● Task requirements
Scan the material below for the string "type", and copy every line where it shows up.

## START Provided data

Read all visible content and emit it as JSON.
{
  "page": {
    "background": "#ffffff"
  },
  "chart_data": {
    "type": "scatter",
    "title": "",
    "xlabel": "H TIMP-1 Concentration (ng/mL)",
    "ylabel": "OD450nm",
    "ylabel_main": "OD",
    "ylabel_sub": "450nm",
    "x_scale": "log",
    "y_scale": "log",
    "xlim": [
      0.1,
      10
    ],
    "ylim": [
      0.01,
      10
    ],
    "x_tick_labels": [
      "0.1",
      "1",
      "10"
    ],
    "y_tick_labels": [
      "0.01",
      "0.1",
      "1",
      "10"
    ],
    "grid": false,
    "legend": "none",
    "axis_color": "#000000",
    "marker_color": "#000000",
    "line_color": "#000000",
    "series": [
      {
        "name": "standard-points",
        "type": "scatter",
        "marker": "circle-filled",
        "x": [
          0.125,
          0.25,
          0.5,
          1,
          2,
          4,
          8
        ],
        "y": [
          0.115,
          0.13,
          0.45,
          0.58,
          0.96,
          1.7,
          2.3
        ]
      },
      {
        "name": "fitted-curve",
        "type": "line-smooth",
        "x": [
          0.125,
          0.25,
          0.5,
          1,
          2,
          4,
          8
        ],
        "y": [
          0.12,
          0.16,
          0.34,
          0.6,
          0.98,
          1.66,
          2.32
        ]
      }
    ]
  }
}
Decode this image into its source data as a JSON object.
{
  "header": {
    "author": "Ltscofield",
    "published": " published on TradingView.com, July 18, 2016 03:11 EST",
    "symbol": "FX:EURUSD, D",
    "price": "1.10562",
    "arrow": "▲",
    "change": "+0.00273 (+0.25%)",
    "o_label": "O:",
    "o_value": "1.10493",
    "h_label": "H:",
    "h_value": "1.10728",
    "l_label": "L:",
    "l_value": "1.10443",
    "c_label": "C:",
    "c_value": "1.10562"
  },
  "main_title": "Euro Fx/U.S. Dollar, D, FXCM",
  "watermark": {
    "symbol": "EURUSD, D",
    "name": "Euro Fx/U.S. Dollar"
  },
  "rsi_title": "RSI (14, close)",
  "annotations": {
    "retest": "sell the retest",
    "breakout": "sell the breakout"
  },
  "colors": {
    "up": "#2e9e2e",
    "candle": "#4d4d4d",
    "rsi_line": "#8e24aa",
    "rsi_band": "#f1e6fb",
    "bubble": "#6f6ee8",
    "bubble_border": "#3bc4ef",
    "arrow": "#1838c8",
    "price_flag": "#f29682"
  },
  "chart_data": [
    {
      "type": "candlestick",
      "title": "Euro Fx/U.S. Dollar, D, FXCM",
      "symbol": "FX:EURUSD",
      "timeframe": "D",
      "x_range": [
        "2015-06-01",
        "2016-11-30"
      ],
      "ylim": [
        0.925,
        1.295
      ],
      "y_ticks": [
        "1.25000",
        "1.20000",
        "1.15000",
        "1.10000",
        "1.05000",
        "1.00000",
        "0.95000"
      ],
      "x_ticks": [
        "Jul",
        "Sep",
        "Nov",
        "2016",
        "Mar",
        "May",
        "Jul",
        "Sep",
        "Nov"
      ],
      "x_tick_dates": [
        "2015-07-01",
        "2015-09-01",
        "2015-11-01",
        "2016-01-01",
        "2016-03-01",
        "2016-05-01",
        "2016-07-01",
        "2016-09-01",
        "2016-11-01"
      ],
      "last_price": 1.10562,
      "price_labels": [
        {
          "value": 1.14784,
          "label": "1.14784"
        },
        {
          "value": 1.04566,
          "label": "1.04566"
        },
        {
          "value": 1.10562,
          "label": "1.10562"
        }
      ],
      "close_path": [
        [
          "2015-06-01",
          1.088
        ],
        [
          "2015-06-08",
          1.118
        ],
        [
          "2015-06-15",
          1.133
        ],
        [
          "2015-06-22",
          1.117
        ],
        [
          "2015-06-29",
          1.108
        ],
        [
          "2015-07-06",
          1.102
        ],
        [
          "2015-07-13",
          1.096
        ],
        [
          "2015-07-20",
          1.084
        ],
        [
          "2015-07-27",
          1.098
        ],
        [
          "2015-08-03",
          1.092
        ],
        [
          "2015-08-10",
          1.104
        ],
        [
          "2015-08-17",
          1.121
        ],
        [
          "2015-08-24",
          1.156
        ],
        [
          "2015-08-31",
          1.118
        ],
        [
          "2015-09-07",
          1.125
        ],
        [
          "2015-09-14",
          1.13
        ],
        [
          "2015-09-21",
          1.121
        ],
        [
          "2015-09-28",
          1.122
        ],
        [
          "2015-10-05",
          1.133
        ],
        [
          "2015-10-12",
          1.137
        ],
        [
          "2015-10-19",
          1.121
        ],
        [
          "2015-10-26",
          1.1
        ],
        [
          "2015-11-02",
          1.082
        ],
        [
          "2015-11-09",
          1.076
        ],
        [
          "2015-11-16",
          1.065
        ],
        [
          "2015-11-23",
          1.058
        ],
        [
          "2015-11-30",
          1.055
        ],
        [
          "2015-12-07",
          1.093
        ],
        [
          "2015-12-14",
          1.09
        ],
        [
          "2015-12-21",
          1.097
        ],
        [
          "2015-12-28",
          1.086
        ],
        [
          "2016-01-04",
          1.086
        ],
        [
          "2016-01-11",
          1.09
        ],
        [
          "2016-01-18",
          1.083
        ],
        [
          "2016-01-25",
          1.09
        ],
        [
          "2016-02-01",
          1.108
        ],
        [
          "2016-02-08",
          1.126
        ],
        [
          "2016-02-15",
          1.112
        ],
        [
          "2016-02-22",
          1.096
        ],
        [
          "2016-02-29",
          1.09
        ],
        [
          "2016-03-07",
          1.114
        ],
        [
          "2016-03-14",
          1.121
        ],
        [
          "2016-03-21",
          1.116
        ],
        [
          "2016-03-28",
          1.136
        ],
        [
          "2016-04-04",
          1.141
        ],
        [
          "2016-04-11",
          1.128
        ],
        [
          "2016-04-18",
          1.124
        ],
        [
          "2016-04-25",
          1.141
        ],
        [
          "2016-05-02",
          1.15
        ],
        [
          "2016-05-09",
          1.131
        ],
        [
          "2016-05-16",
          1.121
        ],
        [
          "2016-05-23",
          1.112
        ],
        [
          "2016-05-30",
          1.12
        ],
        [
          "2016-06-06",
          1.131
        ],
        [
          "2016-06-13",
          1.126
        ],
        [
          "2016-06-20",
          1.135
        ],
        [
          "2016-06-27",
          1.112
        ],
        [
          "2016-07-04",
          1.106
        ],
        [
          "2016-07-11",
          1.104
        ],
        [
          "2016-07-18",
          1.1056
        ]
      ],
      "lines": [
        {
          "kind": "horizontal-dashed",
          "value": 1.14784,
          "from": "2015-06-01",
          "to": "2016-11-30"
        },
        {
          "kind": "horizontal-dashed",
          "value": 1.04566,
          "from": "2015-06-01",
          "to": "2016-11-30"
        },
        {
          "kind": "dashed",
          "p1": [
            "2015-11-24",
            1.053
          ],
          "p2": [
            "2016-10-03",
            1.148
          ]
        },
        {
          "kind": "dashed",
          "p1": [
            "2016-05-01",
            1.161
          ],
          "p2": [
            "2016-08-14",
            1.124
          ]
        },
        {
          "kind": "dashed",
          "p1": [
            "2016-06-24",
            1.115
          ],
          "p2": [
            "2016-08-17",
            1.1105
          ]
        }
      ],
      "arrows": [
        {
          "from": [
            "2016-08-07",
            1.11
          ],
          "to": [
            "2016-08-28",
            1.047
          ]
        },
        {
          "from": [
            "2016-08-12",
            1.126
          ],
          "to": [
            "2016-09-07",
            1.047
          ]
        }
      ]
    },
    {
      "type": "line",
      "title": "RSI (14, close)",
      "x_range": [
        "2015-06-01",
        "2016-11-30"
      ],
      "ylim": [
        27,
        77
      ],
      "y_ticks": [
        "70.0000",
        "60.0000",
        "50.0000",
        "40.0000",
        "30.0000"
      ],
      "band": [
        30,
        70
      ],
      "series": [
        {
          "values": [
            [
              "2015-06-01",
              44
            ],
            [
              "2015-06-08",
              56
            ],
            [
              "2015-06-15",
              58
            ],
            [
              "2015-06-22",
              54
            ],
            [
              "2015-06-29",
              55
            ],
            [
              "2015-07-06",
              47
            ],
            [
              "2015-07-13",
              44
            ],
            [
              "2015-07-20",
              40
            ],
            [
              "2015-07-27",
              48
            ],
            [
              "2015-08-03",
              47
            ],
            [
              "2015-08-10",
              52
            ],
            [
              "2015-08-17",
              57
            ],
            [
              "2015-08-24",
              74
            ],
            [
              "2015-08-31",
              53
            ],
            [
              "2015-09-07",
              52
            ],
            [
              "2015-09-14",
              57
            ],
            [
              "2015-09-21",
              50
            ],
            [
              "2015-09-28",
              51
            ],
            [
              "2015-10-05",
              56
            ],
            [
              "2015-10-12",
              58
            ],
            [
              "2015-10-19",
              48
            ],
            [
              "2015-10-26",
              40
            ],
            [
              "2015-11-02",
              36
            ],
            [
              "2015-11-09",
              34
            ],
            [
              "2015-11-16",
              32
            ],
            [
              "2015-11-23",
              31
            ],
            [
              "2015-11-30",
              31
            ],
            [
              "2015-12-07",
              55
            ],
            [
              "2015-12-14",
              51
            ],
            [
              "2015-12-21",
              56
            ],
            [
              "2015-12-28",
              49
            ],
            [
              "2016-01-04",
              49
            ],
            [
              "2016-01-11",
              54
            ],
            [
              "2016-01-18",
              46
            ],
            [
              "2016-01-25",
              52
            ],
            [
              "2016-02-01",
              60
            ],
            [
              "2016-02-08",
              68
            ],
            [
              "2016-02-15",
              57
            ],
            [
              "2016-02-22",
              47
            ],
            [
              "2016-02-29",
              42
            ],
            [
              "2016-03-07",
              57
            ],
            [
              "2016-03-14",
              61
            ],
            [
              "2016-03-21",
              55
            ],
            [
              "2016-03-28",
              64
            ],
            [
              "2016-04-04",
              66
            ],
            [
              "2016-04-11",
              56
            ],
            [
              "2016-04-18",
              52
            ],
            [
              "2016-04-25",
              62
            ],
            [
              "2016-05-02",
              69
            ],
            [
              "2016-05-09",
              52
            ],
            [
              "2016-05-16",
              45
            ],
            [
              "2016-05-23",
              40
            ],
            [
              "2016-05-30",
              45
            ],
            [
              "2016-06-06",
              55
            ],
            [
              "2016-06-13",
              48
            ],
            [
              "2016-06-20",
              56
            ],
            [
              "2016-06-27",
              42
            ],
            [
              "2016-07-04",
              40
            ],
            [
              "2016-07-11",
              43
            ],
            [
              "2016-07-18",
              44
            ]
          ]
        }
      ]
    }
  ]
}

## END Provided data

● Result for this exercise
    "type": "scatter",
        "type": "scatter",
        "type": "line-smooth",
      "type": "candlestick",
      "type": "line",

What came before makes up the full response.